> EXERCISE PROMPT
Write out each entry again. Keep every word exactly as it is.

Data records
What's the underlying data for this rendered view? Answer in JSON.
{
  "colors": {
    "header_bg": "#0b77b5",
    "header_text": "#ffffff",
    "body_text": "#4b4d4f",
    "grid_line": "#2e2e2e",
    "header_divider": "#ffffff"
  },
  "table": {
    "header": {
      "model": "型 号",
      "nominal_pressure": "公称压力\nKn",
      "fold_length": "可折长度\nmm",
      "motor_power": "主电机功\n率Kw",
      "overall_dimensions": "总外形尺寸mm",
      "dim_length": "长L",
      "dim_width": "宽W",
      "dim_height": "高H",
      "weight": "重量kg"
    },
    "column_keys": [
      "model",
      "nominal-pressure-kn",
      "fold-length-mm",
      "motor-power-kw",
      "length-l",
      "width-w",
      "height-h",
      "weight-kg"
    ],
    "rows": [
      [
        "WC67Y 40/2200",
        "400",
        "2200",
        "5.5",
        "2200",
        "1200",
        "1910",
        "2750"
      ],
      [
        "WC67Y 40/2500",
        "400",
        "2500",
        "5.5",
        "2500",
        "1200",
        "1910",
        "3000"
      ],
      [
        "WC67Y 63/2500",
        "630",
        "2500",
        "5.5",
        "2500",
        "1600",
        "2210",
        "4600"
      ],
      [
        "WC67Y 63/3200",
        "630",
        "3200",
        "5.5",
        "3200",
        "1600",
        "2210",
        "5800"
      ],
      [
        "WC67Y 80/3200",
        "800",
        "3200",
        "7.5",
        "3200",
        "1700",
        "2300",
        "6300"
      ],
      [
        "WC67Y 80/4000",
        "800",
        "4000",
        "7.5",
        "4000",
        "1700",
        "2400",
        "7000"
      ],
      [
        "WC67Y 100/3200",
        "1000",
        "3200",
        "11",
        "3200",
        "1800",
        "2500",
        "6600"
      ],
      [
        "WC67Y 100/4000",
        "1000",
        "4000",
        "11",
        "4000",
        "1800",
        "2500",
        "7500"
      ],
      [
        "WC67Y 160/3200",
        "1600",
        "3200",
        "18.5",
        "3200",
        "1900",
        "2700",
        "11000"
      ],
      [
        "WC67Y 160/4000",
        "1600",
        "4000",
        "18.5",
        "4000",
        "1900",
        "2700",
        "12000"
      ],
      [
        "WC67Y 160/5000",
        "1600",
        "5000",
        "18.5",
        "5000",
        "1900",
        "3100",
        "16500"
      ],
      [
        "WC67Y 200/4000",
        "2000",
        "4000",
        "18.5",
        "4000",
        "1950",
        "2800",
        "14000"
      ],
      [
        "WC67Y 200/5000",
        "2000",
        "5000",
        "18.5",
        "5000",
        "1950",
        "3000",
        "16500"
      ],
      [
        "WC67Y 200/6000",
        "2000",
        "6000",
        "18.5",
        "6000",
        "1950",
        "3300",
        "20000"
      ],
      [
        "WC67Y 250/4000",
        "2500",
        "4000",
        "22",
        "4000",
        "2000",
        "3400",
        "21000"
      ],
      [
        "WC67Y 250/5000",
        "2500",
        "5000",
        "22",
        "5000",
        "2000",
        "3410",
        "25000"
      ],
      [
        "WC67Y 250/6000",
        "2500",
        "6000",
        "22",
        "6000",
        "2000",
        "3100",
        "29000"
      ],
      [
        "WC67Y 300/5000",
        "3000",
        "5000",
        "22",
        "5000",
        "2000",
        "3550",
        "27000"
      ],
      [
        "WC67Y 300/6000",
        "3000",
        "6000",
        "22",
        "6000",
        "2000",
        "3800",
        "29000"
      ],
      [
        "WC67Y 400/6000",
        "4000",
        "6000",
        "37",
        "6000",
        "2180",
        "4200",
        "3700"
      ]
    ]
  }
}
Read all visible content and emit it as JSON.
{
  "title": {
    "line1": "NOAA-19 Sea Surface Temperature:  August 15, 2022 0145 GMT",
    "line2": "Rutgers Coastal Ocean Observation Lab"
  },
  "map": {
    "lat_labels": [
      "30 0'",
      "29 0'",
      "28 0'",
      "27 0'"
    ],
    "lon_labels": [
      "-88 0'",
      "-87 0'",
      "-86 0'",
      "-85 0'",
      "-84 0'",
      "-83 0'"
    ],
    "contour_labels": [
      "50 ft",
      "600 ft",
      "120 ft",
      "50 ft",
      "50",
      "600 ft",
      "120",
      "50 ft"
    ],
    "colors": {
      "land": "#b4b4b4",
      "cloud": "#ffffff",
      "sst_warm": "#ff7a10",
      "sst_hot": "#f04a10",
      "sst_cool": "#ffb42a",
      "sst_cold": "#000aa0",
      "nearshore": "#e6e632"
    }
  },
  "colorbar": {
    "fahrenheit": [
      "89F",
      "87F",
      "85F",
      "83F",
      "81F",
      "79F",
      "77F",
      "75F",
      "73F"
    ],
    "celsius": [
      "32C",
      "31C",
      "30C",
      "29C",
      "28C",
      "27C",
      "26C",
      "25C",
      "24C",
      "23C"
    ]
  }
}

> SOLVED PROBLEM
What's the underlying data for this rendered view? Answer in JSON.
{
  "colors": {
    "header_bg": "#0b77b5",
    "header_text": "#ffffff",
    "body_text": "#4b4d4f",
    "grid_line": "#2e2e2e",
    "header_divider": "#ffffff"
  },
  "table": {
    "header": {
      "model": "型 号",
      "nominal_pressure": "公称压力\nKn",
      "fold_length": "可折长度\nmm",
      "motor_power": "主电机功\n率Kw",
      "overall_dimensions": "总外形尺寸mm",
      "dim_length": "长L",
      "dim_width": "宽W",
      "dim_height": "高H",
      "weight": "重量kg"
    },
    "column_keys": [
      "model",
      "nominal-pressure-kn",
      "fold-length-mm",
      "motor-power-kw",
      "length-l",
      "width-w",
      "height-h",
      "weight-kg"
    ],
    "rows": [
      [
        "WC67Y 40/2200",
        "400",
        "2200",
        "5.5",
        "2200",
        "1200",
        "1910",
        "2750"
      ],
      [
        "WC67Y 40/2500",
        "400",
        "2500",
        "5.5",
        "2500",
        "1200",
        "1910",
        "3000"
      ],
      [
        "WC67Y 63/2500",
        "630",
        "2500",
        "5.5",
        "2500",
        "1600",
        "2210",
        "4600"
      ],
      [
        "WC67Y 63/3200",
        "630",
        "3200",
        "5.5",
        "3200",
        "1600",
        "2210",
        "5800"
      ],
      [
        "WC67Y 80/3200",
        "800",
        "3200",
        "7.5",
        "3200",
        "1700",
        "2300",
        "6300"
      ],
      [
        "WC67Y 80/4000",
        "800",
        "4000",
        "7.5",
        "4000",
        "1700",
        "2400",
        "7000"
      ],
      [
        "WC67Y 100/3200",
        "1000",
        "3200",
        "11",
        "3200",
        "1800",
        "2500",
        "6600"
      ],
      [
        "WC67Y 100/4000",
        "1000",
        "4000",
        "11",
        "4000",
        "1800",
        "2500",
        "7500"
      ],
      [
        "WC67Y 160/3200",
        "1600",
        "3200",
        "18.5",
        "3200",
        "1900",
        "2700",
        "11000"
      ],
      [
        "WC67Y 160/4000",
        "1600",
        "4000",
        "18.5",
        "4000",
        "1900",
        "2700",
        "12000"
      ],
      [
        "WC67Y 160/5000",
        "1600",
        "5000",
        "18.5",
        "5000",
        "1900",
        "3100",
        "16500"
      ],
      [
        "WC67Y 200/4000",
        "2000",
        "4000",
        "18.5",
        "4000",
        "1950",
        "2800",
        "14000"
      ],
      [
        "WC67Y 200/5000",
        "2000",
        "5000",
        "18.5",
        "5000",
        "1950",
        "3000",
        "16500"
      ],
      [
        "WC67Y 200/6000",
        "2000",
        "6000",
        "18.5",
        "6000",
        "1950",
        "3300",
        "20000"
      ],
      [
        "WC67Y 250/4000",
        "2500",
        "4000",
        "22",
        "4000",
        "2000",
        "3400",
        "21000"
      ],
      [
        "WC67Y 250/5000",
        "2500",
        "5000",
        "22",
        "5000",
        "2000",
        "3410",
        "25000"
      ],
      [
        "WC67Y 250/6000",
        "2500",
        "6000",
        "22",
        "6000",
        "2000",
        "3100",
        "29000"
      ],
      [
        "WC67Y 300/5000",
        "3000",
        "5000",
        "22",
        "5000",
        "2000",
        "3550",
        "27000"
      ],
      [
        "WC67Y 300/6000",
        "3000",
        "6000",
        "22",
        "6000",
        "2000",
        "3800",
        "29000"
      ],
      [
        "WC67Y 400/6000",
        "4000",
        "6000",
        "37",
        "6000",
        "2180",
        "4200",
        "3700"
      ]
    ]
  }
}
Read all visible content and emit it as JSON.
{
  "title": {
    "line1": "NOAA-19 Sea Surface Temperature:  August 15, 2022 0145 GMT",
    "line2": "Rutgers Coastal Ocean Observation Lab"
  },
  "map": {
    "lat_labels": [
      "30 0'",
      "29 0'",
      "28 0'",
      "27 0'"
    ],
    "lon_labels": [
      "-88 0'",
      "-87 0'",
      "-86 0'",
      "-85 0'",
      "-84 0'",
      "-83 0'"
    ],
    "contour_labels": [
      "50 ft",
      "600 ft",
      "120 ft",
      "50 ft",
      "50",
      "600 ft",
      "120",
      "50 ft"
    ],
    "colors": {
      "land": "#b4b4b4",
      "cloud": "#ffffff",
      "sst_warm": "#ff7a10",
      "sst_hot": "#f04a10",
      "sst_cool": "#ffb42a",
      "sst_cold": "#000aa0",
      "nearshore": "#e6e632"
    }
  },
  "colorbar": {
    "fahrenheit": [
      "89F",
      "87F",
      "85F",
      "83F",
      "81F",
      "79F",
      "77F",
      "75F",
      "73F"
    ],
    "celsius": [
      "32C",
      "31C",
      "30C",
      "29C",
      "28C",
      "27C",
      "26C",
      "25C",
      "24C",
      "23C"
    ]
  }
}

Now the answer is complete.